Review the listing and copy each line that holds the word "ylabel".
-------- Exercise inputs
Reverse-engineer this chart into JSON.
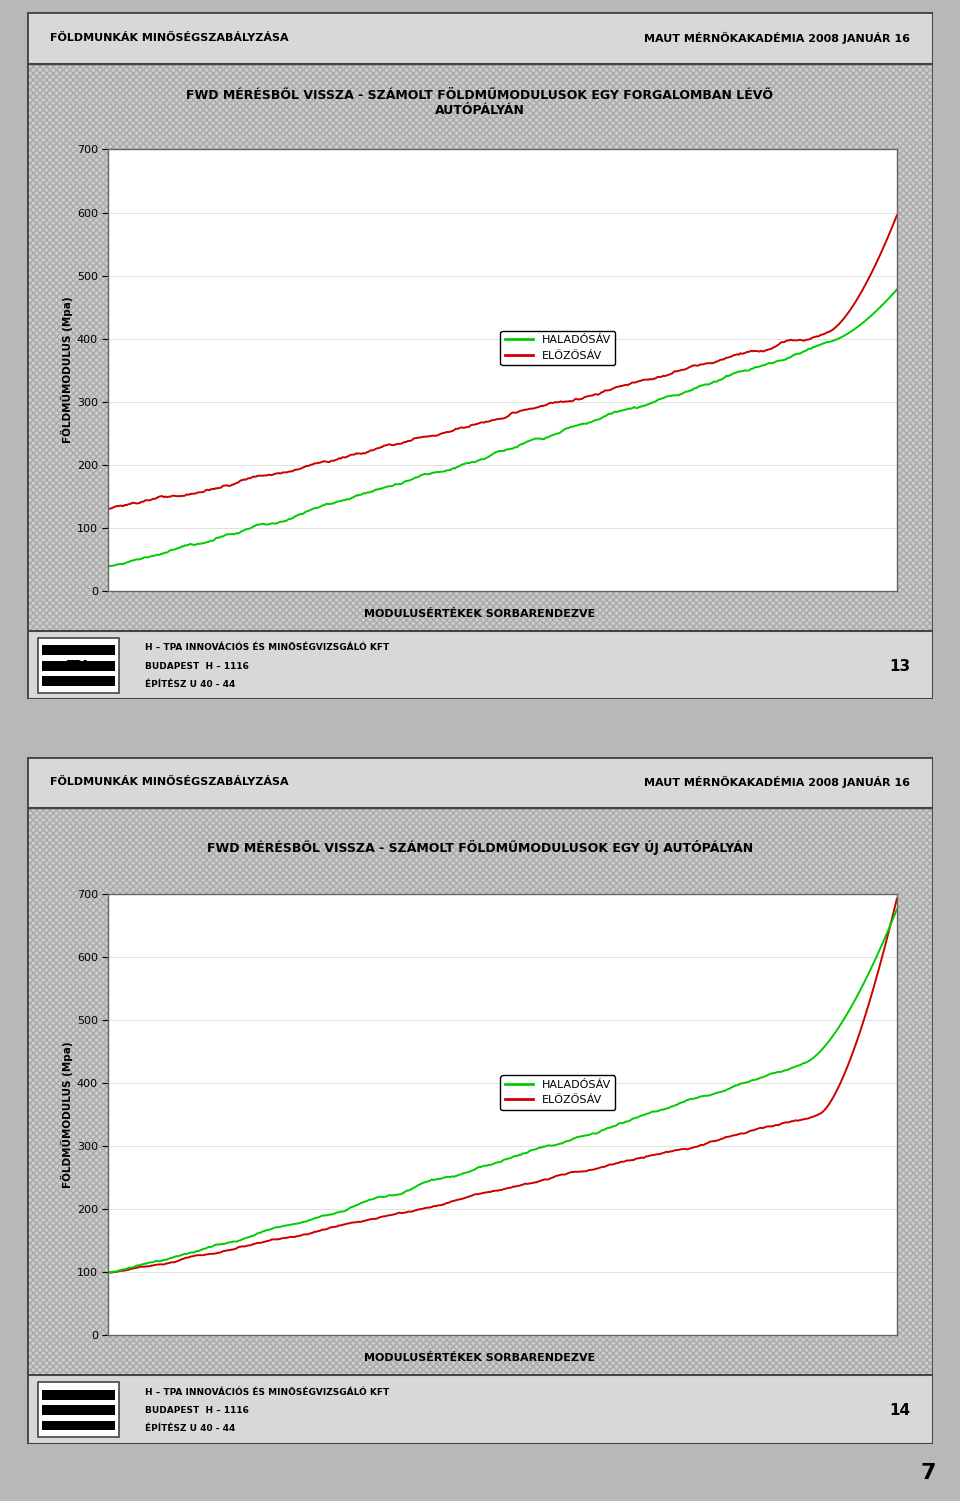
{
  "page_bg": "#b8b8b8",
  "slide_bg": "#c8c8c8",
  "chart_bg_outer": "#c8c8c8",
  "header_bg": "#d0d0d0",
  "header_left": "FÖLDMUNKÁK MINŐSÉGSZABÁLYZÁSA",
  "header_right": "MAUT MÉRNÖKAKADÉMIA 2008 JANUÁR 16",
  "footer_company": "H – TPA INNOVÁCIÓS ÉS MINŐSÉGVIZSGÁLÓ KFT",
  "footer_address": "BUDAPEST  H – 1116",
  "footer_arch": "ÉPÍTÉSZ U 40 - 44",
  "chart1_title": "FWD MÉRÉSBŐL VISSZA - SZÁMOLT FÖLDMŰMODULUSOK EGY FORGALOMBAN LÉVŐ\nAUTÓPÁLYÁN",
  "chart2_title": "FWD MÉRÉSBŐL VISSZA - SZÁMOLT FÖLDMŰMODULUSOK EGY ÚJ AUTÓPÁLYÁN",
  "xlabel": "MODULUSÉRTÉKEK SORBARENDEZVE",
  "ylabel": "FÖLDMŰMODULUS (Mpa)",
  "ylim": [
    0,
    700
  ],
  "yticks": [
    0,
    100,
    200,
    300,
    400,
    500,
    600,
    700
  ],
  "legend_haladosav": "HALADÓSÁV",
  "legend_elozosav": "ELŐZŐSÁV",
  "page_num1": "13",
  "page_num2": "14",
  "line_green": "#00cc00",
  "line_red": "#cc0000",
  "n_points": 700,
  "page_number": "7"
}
----------------
-------- Exercise inputs
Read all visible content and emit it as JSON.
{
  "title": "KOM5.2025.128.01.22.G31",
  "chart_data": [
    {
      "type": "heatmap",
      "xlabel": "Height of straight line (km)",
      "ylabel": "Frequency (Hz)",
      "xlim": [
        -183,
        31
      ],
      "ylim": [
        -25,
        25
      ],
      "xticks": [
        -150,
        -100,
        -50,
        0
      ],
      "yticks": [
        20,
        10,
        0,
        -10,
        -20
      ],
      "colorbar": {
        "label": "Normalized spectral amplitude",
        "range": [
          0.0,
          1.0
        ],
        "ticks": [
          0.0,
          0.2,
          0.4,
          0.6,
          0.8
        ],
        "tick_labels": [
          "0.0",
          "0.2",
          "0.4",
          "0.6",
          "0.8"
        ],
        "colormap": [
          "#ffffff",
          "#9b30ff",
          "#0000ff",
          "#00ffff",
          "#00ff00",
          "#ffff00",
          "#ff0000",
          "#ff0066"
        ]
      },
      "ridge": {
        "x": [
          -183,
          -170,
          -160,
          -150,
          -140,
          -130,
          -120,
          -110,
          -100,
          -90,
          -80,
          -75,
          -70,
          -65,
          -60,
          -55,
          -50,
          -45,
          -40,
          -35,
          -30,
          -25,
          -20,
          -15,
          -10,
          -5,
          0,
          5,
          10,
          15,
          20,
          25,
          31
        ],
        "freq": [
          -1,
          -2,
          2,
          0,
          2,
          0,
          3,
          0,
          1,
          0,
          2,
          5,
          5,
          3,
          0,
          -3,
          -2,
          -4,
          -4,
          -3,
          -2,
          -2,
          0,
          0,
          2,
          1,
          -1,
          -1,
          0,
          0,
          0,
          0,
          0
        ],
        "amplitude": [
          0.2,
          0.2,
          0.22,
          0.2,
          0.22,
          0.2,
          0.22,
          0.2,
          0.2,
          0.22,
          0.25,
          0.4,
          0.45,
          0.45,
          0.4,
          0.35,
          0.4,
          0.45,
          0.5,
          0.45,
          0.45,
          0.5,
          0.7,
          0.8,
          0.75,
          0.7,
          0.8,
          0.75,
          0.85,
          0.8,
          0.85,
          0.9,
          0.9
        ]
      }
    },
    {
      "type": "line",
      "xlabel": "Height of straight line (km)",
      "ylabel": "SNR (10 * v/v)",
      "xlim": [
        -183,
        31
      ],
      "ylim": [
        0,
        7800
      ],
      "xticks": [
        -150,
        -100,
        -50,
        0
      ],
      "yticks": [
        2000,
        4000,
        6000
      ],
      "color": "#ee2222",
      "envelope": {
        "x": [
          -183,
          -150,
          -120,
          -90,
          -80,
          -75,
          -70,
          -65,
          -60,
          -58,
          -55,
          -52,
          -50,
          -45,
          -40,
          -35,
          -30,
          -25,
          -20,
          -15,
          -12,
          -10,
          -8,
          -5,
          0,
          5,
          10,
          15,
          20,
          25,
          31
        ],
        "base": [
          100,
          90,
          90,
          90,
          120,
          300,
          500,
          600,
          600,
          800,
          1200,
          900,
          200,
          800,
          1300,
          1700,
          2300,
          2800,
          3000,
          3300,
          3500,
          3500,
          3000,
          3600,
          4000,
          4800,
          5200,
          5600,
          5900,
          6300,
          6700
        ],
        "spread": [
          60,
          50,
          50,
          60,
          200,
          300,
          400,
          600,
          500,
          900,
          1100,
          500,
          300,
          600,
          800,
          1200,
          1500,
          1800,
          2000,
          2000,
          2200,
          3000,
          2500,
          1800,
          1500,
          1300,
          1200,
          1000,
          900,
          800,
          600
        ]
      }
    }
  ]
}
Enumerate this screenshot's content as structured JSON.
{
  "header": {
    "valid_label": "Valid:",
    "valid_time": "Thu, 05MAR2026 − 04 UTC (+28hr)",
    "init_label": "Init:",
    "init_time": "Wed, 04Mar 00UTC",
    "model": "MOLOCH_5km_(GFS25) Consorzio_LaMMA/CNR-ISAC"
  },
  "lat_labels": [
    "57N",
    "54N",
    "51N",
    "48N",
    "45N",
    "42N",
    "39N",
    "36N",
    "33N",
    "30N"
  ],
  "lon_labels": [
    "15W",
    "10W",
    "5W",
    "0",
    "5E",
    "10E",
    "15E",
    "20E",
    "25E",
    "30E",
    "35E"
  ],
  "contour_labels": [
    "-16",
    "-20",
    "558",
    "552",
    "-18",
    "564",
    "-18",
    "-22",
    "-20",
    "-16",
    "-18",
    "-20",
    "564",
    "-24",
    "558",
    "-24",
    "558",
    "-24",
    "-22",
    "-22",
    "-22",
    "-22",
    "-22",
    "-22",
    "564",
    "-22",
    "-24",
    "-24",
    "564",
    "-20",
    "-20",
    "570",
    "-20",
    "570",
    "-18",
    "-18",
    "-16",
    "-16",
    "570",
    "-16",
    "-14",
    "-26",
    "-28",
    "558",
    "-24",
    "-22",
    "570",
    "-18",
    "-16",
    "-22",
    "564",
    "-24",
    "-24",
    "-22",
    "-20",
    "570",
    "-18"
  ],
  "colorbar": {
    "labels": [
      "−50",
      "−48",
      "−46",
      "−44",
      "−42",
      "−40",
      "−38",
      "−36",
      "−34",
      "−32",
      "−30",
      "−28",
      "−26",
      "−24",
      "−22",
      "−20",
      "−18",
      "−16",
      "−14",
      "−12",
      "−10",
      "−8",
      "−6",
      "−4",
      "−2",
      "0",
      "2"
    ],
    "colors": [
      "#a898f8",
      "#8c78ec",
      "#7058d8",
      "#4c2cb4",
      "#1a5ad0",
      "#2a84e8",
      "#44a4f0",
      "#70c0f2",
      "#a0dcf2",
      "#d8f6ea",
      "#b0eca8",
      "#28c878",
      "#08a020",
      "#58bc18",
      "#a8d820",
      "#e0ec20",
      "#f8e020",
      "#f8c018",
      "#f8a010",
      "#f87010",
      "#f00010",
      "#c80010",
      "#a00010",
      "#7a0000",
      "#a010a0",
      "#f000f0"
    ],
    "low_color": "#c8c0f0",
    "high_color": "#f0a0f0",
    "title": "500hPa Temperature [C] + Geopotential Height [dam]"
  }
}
----------------
Output of the exercise ->
  "ylabel": "FÖLDMŰMODULUS (Mpa)",
      "ylabel": "Frequency (Hz)",
      "ylabel": "SNR (10 * v/v)",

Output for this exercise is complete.